WORK TO BE COMPLETED: Pull out every line in the data that has the string "balles" in it.

[START RECORDS FOR THE EXERCISE]

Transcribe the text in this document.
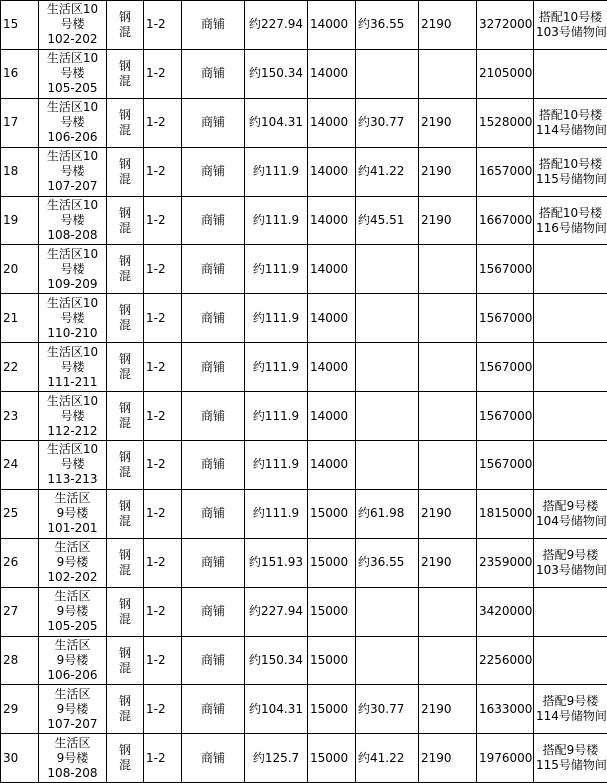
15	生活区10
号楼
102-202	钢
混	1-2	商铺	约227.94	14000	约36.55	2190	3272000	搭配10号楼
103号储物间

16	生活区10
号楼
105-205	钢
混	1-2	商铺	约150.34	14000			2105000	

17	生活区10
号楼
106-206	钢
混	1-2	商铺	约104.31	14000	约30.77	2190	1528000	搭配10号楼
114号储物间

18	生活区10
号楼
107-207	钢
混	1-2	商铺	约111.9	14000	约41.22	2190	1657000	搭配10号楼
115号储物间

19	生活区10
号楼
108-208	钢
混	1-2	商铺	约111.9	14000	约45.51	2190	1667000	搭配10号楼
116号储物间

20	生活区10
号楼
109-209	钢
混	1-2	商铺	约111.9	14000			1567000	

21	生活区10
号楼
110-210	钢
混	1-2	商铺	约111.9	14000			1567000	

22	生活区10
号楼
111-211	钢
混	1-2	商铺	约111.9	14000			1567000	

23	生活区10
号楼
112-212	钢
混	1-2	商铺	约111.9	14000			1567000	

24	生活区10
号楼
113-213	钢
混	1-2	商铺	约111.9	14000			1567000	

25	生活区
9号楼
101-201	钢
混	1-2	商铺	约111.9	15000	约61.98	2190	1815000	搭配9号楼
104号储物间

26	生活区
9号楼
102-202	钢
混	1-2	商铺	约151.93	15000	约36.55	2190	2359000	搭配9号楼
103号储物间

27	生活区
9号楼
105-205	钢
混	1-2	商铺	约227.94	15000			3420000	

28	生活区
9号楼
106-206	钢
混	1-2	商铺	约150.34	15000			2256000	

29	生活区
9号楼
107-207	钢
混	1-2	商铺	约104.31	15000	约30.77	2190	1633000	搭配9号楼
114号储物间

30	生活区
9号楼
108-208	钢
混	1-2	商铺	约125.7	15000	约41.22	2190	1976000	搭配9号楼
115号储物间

[END RECORDS FOR THE EXERCISE]
[START RECORDS FOR THE EXERCISE]

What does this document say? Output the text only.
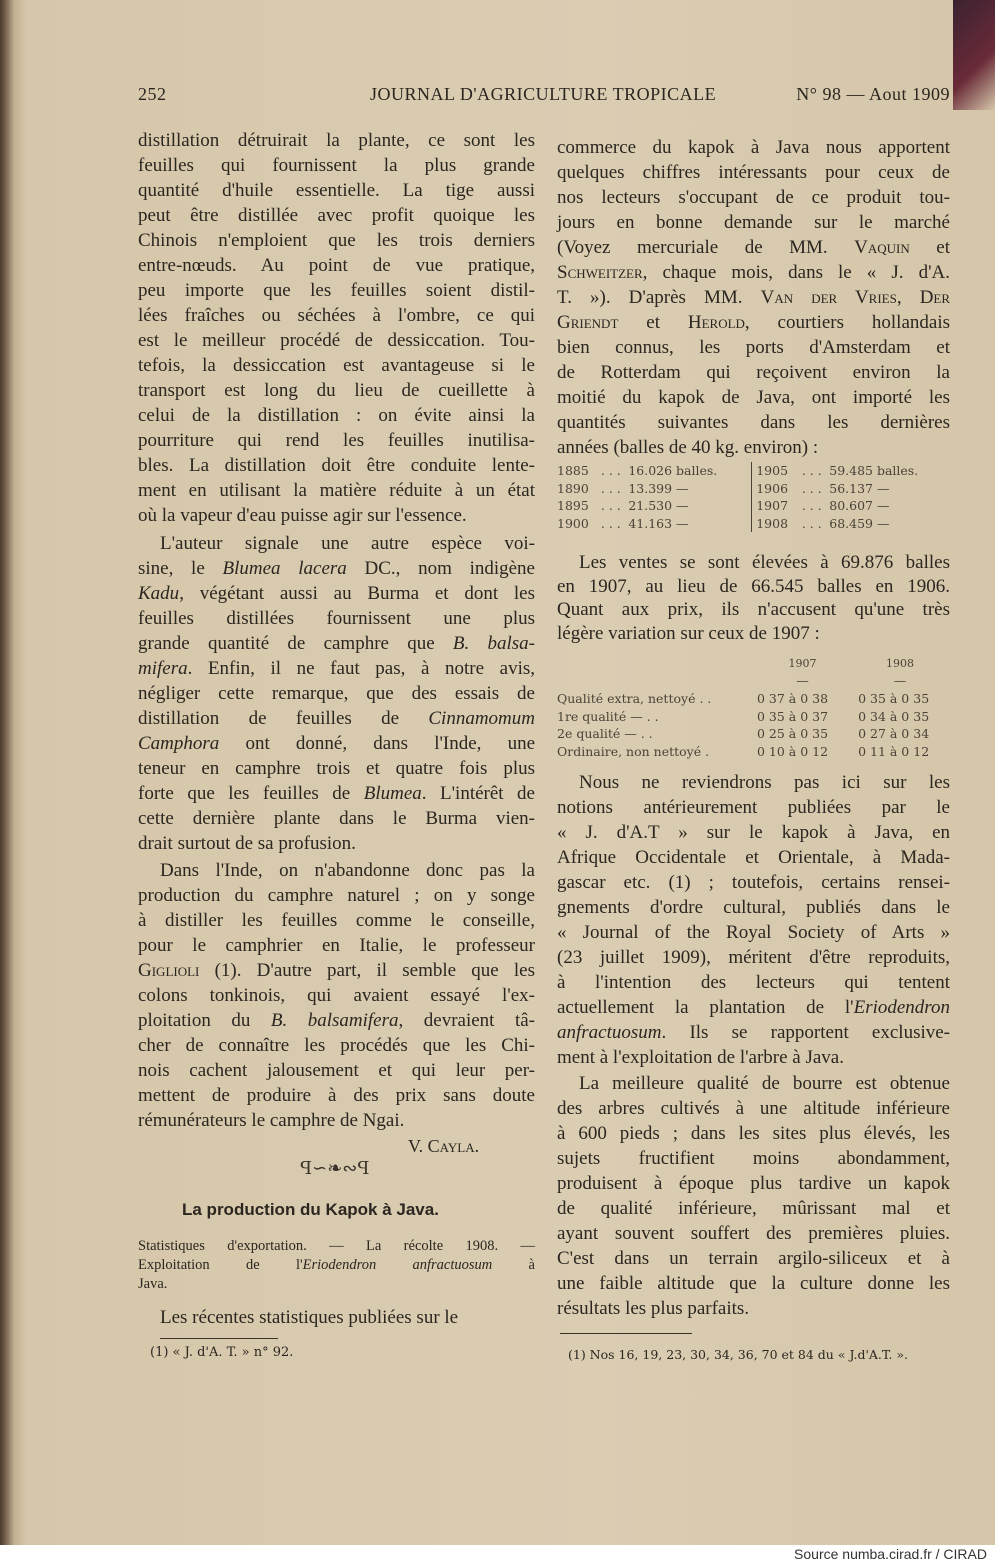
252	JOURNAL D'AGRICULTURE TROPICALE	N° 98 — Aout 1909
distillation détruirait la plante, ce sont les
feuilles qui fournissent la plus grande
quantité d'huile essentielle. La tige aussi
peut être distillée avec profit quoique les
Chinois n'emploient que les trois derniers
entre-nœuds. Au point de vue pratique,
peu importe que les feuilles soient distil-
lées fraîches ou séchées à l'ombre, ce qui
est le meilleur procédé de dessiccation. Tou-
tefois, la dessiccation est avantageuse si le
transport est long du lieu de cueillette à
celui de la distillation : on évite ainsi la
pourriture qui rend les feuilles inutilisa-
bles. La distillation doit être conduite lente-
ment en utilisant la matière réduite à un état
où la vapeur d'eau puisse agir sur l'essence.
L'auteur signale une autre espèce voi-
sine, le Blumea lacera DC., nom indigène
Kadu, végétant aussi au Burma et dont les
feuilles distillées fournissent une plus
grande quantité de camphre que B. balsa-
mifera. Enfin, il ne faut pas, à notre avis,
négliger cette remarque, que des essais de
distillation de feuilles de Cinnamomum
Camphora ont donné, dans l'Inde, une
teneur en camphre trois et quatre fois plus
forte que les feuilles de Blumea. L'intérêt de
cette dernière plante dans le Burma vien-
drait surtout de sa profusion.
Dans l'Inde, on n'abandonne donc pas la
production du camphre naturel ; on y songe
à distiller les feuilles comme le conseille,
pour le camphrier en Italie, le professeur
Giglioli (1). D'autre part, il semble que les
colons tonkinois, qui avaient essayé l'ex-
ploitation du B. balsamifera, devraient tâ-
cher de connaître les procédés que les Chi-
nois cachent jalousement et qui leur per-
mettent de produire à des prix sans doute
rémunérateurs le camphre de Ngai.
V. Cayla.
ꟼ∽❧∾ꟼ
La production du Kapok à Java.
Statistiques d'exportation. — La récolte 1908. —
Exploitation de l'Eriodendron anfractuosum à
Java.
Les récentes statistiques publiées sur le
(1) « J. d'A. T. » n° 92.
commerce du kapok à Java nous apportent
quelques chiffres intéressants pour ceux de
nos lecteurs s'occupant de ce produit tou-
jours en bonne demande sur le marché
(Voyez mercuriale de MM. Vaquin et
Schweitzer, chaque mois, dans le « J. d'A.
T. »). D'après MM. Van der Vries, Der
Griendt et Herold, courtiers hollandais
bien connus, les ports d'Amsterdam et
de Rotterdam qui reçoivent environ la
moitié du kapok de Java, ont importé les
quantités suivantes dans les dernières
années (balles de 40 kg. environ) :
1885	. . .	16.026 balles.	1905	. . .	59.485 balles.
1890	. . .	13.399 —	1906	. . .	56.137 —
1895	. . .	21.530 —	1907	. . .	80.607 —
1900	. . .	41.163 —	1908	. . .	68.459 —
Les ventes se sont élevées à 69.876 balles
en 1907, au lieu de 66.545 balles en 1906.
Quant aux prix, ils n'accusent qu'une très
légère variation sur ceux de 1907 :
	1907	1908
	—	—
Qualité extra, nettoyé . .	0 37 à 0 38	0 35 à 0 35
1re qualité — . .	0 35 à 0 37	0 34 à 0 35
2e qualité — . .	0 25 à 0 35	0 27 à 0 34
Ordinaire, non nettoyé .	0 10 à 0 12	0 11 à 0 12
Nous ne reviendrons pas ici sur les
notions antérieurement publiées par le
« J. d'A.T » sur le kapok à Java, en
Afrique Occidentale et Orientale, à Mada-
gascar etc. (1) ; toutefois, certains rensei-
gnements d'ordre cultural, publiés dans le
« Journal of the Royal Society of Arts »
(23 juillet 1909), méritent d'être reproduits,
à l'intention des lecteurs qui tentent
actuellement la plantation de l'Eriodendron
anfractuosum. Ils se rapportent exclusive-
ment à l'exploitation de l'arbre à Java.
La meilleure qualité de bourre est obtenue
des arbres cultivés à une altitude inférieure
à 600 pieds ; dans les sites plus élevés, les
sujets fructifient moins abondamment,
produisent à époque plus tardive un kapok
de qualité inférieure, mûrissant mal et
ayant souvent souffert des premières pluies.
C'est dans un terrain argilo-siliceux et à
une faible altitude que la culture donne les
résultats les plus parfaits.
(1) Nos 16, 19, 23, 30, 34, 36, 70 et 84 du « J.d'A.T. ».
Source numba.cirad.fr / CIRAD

[END RECORDS FOR THE EXERCISE]

SOLUTION TO THIS EXERCISE:
années (balles de 40 kg. environ) :
1885	. . .	16.026 balles.	1905	. . .	59.485 balles.
Les ventes se sont élevées à 69.876 balles
en 1907, au lieu de 66.545 balles en 1906.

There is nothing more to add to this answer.